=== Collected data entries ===
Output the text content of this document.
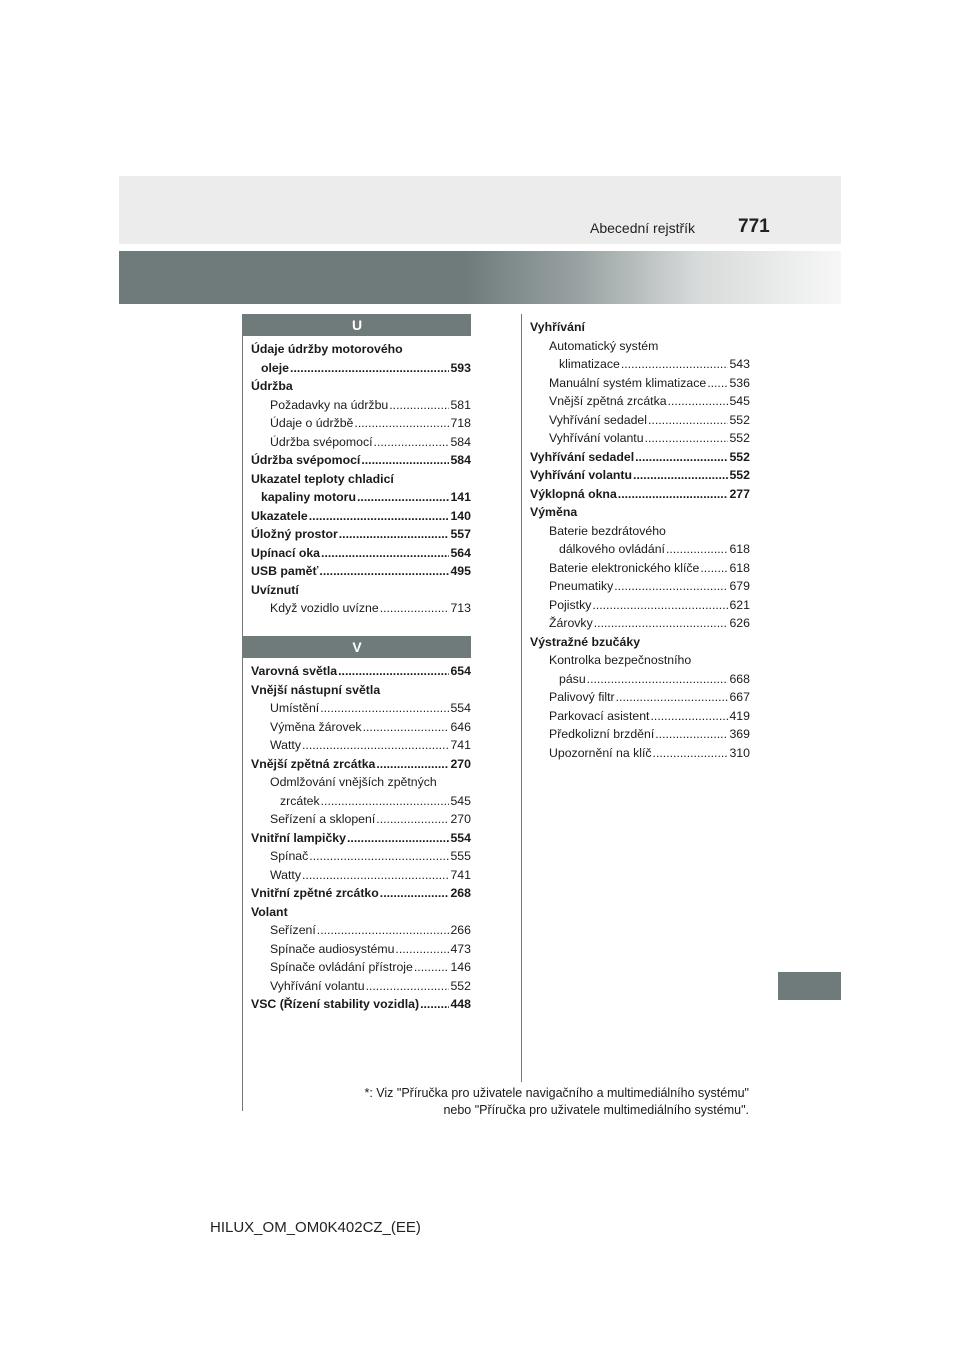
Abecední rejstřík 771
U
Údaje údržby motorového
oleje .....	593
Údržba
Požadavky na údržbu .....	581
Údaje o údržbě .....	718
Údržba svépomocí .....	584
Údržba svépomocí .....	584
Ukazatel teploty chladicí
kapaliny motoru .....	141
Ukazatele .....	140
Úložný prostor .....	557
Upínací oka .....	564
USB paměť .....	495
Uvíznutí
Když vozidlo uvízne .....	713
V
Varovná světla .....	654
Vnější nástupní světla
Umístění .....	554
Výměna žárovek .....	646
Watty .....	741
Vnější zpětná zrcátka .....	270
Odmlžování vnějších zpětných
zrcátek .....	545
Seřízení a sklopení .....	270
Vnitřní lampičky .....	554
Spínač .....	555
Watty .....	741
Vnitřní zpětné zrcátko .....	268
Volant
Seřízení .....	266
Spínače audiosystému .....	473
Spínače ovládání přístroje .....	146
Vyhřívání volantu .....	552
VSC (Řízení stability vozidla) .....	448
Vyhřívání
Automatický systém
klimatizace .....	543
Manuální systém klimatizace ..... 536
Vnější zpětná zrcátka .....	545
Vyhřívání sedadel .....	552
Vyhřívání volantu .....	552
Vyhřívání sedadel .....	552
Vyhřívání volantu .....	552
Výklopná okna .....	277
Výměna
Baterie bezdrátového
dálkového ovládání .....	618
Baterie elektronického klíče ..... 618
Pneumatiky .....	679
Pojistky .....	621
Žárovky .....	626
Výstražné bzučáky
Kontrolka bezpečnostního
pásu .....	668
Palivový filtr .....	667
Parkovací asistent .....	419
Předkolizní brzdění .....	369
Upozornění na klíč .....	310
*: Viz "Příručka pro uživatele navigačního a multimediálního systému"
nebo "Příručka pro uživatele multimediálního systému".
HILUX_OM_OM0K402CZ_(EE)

=== TASK PROMPT ===
Copy each line exactly, and leave the pictures out of your copy.

=== ANSWER FOR THIS EXERCISE ===
Output the text content of this document.
Abecední rejstřík 771
U
Údaje údržby motorového
oleje .....	593
Údržba
Požadavky na údržbu .....	581
Údaje o údržbě .....	718
Údržba svépomocí .....	584
Údržba svépomocí .....	584
Ukazatel teploty chladicí
kapaliny motoru .....	141
Ukazatele .....	140
Úložný prostor .....	557
Upínací oka .....	564
USB paměť .....	495
Uvíznutí
Když vozidlo uvízne .....	713
V
Varovná světla .....	654
Vnější nástupní světla
Umístění .....	554
Výměna žárovek .....	646
Watty .....	741
Vnější zpětná zrcátka .....	270
Odmlžování vnějších zpětných
zrcátek .....	545
Seřízení a sklopení .....	270
Vnitřní lampičky .....	554
Spínač .....	555
Watty .....	741
Vnitřní zpětné zrcátko .....	268
Volant
Seřízení .....	266
Spínače audiosystému .....	473
Spínače ovládání přístroje .....	146
Vyhřívání volantu .....	552
VSC (Řízení stability vozidla) .....	448
Vyhřívání
Automatický systém
klimatizace .....	543
Manuální systém klimatizace ..... 536
Vnější zpětná zrcátka .....	545
Vyhřívání sedadel .....	552
Vyhřívání volantu .....	552
Vyhřívání sedadel .....	552
Vyhřívání volantu .....	552
Výklopná okna .....	277
Výměna
Baterie bezdrátového
dálkového ovládání .....	618
Baterie elektronického klíče ..... 618
Pneumatiky .....	679
Pojistky .....	621
Žárovky .....	626
Výstražné bzučáky
Kontrolka bezpečnostního
pásu .....	668
Palivový filtr .....	667
Parkovací asistent .....	419
Předkolizní brzdění .....	369
Upozornění na klíč .....	310
*: Viz "Příručka pro uživatele navigačního a multimediálního systému"
nebo "Příručka pro uživatele multimediálního systému".
HILUX_OM_OM0K402CZ_(EE)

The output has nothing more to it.